Working data.
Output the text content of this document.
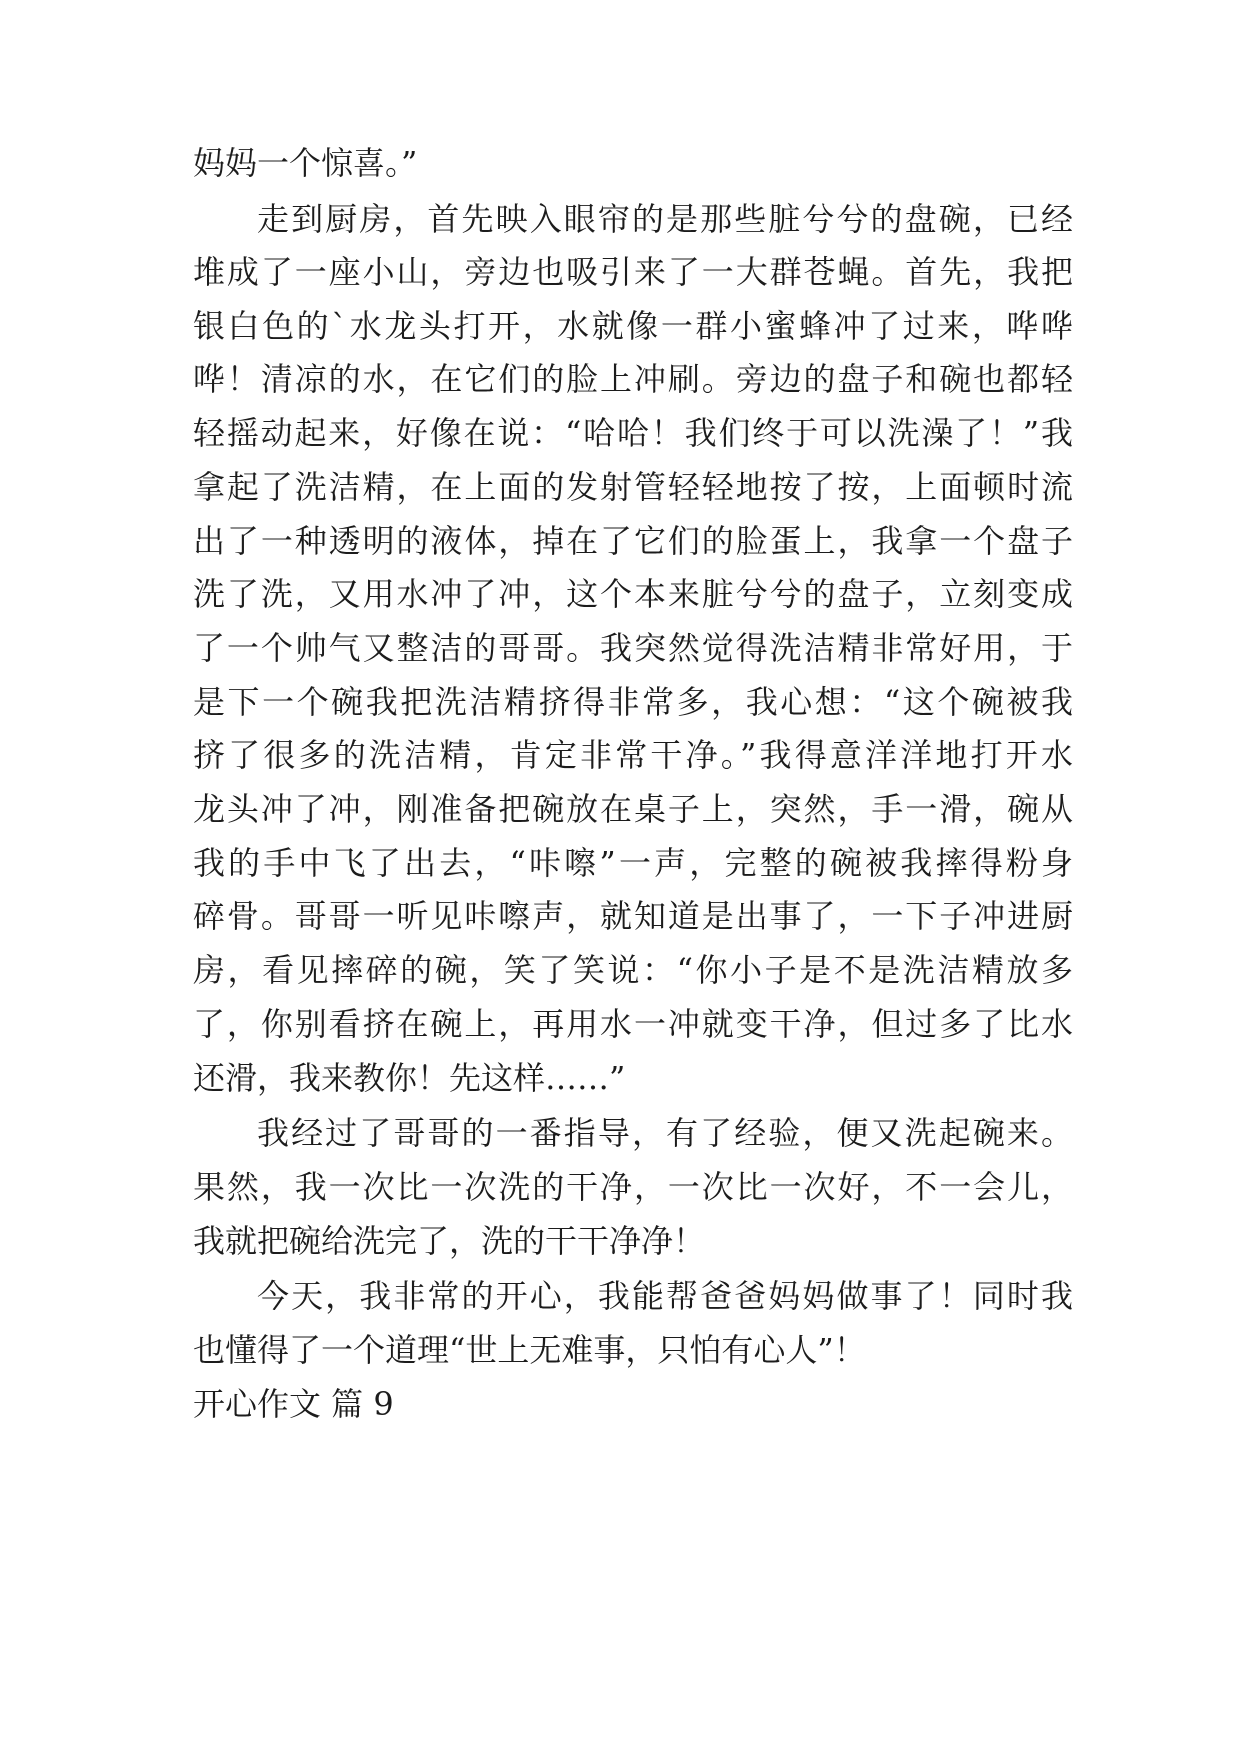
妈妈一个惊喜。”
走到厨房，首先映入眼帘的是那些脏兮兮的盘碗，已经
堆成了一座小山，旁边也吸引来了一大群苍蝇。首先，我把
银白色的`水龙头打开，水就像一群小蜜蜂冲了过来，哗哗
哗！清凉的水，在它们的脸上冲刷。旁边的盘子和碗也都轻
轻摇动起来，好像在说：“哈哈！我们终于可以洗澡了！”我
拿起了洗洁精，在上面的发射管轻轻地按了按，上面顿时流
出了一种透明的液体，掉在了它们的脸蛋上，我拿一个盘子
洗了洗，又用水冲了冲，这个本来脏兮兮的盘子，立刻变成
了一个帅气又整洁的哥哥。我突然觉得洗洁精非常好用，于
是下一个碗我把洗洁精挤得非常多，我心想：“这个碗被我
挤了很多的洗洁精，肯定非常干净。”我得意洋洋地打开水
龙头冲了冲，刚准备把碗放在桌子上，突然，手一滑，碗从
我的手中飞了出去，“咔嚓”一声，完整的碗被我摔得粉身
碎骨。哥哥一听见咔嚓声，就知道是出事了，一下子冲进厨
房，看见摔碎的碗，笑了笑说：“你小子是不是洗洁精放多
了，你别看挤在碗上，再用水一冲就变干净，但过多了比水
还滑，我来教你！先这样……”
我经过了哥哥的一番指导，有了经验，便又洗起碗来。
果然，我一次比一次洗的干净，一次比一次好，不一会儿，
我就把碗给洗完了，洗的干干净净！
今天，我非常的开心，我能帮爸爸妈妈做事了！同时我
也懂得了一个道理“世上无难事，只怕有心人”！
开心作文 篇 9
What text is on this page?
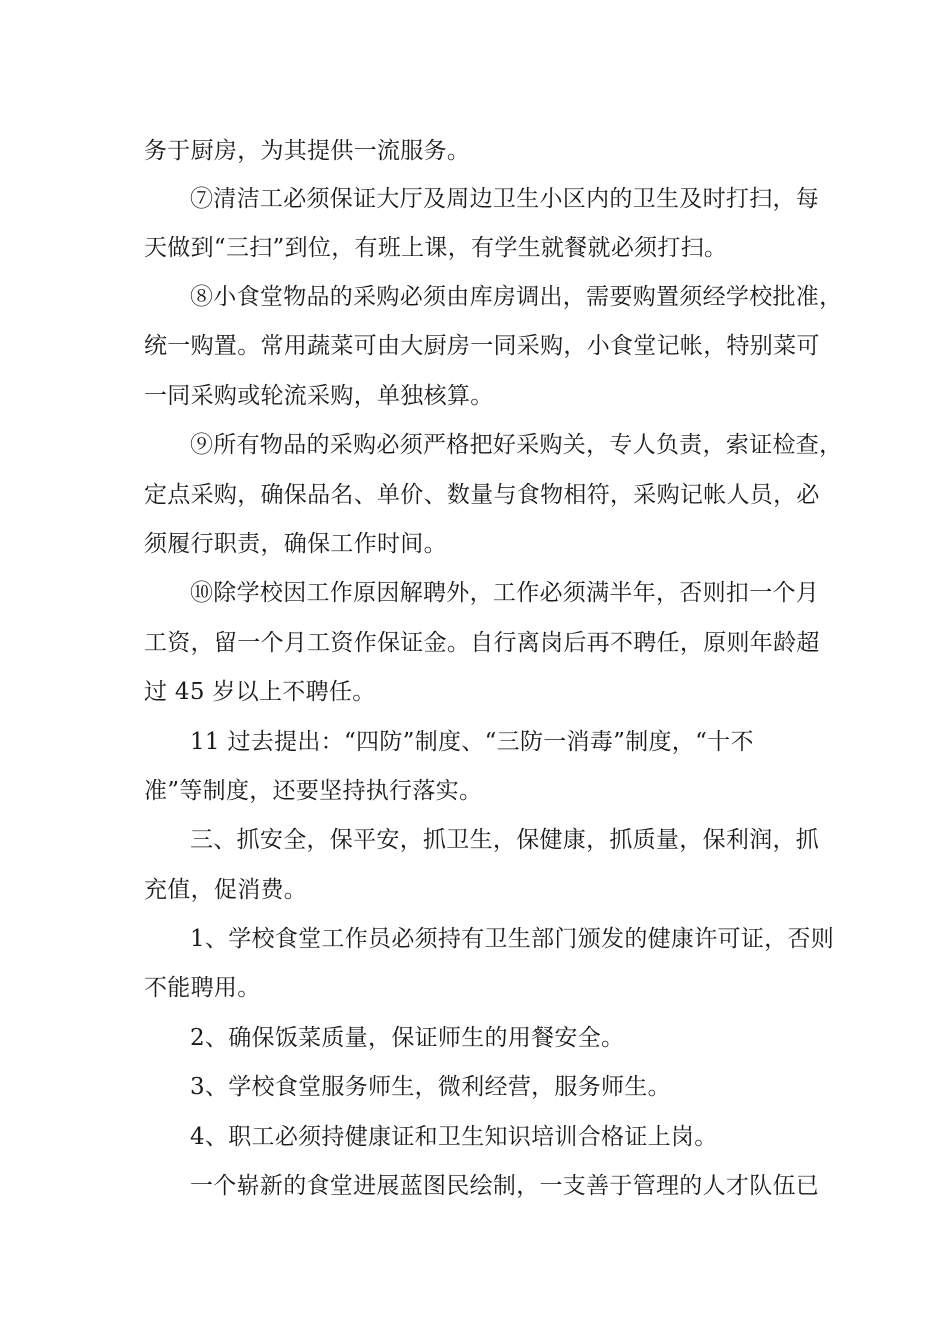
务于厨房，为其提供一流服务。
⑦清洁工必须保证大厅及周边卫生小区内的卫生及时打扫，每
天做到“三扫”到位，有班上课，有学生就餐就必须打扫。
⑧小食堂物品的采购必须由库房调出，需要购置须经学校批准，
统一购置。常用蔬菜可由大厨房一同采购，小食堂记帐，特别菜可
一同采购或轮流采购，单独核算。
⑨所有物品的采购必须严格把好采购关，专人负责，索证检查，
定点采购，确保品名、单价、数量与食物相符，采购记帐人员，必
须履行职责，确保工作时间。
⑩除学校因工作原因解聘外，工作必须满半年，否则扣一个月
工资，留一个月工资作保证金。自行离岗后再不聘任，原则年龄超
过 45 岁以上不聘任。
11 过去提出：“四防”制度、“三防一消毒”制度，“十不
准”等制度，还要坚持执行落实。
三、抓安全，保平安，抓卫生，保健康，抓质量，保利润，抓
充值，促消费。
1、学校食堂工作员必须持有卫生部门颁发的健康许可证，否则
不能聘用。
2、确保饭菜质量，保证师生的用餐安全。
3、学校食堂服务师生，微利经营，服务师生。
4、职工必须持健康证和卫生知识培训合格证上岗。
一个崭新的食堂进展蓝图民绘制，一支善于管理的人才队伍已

--

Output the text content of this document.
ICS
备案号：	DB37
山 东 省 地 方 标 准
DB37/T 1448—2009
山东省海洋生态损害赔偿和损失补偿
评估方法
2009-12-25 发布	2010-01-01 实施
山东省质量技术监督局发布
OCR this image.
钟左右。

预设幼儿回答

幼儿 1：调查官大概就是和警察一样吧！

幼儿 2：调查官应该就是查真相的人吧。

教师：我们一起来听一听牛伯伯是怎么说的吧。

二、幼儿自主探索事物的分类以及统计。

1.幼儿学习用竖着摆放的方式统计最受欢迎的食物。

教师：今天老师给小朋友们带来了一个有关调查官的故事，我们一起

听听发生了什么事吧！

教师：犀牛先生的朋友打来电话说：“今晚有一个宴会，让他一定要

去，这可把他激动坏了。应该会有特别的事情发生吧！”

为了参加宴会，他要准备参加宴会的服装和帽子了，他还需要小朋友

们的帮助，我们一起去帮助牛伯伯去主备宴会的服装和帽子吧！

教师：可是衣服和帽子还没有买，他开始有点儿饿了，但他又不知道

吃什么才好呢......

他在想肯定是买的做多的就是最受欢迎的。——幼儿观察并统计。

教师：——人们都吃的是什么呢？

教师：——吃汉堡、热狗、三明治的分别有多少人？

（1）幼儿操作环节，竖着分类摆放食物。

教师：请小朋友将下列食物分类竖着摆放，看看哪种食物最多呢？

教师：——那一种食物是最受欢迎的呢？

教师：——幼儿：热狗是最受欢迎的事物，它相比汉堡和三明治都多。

What is expected. Out of the preceding entries, pull every line containing the string "this".

Response.
Output the text content of this document.
What text is on this page?
Output the text content of this document.
OCR this image.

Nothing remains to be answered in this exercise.